- _WHAT TO PRODUCE_: Give only the number of lines where "items" occurs.

Dataset excerpts

** START **

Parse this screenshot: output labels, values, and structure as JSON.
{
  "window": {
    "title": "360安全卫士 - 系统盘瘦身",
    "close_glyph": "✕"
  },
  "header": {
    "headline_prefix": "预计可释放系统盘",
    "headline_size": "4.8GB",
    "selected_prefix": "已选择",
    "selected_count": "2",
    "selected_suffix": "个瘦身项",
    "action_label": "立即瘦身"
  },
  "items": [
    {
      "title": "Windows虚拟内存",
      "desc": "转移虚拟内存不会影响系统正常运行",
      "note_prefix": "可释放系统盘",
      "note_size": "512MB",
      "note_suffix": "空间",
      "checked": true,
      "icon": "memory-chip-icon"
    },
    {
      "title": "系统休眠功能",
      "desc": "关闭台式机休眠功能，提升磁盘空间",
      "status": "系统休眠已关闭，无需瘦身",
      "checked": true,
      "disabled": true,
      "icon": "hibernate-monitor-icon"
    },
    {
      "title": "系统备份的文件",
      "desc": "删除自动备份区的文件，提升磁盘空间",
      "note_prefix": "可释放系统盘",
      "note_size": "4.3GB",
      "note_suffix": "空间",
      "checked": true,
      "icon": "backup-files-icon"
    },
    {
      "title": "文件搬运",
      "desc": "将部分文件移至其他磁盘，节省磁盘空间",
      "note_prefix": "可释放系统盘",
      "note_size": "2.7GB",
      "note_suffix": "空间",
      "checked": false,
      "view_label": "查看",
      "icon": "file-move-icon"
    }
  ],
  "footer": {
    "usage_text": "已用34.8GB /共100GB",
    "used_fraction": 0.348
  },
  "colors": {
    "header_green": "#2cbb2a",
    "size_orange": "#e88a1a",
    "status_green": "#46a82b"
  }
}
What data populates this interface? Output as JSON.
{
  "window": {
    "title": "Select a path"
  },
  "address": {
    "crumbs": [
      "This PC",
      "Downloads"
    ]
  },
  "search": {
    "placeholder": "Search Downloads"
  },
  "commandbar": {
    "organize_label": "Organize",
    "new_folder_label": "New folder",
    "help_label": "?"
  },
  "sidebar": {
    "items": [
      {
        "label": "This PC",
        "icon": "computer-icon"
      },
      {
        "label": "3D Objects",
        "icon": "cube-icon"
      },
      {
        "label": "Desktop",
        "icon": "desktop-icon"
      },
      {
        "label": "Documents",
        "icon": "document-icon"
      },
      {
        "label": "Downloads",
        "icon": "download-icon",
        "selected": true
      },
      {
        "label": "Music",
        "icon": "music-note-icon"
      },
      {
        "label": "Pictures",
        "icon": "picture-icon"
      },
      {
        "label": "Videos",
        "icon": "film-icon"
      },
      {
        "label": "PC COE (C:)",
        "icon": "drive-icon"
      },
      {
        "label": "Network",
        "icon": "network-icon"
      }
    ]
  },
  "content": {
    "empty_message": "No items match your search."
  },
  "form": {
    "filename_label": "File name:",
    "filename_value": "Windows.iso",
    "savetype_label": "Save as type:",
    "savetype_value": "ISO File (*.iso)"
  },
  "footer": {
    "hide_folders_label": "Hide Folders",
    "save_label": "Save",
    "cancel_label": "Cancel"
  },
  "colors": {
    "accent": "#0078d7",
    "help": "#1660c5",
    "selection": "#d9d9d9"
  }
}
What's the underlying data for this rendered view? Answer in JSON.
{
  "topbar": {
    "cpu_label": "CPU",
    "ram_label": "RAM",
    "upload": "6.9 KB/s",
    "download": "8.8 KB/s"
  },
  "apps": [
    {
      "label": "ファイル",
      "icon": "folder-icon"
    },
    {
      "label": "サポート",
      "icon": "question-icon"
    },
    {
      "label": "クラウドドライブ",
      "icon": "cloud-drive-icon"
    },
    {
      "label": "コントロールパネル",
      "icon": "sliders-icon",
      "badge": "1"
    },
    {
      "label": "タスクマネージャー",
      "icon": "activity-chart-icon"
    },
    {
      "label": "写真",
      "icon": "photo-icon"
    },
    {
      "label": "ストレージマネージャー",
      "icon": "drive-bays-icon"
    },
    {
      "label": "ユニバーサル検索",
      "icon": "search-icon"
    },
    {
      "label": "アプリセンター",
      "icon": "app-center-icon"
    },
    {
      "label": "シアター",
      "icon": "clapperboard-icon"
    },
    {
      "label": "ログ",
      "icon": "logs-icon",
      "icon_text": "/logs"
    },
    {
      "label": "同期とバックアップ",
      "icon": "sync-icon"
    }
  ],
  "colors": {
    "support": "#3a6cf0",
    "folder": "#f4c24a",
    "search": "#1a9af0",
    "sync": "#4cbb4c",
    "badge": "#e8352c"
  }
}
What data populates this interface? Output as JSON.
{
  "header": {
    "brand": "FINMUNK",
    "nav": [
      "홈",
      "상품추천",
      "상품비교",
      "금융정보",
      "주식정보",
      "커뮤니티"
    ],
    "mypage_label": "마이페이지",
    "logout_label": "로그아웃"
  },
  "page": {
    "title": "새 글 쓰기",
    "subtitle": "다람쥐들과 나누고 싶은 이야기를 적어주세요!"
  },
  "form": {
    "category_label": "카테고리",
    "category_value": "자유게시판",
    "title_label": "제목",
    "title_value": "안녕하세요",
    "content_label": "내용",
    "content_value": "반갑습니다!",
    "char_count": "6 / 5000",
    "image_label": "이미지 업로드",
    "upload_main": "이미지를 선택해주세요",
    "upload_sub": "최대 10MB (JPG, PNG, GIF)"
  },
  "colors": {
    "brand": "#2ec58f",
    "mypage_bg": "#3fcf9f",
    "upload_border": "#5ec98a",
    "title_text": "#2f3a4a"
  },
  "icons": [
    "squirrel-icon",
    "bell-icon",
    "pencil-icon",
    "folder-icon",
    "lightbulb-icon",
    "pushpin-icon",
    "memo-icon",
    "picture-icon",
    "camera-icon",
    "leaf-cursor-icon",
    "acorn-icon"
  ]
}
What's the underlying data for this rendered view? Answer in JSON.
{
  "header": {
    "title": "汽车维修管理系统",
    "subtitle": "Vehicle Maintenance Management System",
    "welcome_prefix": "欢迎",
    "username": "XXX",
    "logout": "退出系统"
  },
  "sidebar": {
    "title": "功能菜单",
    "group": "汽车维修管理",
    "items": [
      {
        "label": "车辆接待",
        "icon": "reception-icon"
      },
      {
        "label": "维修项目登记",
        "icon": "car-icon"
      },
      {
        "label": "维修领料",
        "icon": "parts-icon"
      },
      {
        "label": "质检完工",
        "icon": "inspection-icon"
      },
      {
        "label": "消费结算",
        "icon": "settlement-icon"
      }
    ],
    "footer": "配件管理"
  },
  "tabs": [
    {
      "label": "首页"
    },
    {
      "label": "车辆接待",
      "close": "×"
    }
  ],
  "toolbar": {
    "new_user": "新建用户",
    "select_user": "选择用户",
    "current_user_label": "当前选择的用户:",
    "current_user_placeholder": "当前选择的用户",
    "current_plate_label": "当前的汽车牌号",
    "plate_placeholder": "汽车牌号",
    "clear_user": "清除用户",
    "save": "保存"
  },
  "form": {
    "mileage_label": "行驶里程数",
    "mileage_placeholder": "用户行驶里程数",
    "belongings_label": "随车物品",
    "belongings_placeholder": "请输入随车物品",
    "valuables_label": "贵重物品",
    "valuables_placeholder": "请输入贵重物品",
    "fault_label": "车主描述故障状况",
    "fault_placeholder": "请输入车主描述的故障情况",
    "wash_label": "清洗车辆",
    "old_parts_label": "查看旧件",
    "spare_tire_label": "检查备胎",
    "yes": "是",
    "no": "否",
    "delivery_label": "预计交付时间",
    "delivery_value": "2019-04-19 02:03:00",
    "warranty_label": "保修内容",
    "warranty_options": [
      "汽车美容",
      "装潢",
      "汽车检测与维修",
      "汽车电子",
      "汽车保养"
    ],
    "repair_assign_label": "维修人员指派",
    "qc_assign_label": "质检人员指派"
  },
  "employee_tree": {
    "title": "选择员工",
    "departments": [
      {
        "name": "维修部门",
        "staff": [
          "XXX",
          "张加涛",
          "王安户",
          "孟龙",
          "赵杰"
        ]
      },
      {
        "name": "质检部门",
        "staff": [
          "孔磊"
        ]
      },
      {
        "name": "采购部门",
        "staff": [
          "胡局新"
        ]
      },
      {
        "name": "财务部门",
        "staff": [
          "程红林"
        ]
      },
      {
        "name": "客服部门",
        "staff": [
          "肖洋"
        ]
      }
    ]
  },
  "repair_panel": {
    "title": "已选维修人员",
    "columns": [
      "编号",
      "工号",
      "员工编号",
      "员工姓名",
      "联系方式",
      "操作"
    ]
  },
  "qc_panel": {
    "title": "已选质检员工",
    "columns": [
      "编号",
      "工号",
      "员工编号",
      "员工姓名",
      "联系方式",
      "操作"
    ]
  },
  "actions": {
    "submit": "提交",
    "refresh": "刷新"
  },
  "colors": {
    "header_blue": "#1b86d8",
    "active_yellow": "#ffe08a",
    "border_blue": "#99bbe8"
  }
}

** END **

- _RESPONSE TO THE EXERCISE_: 4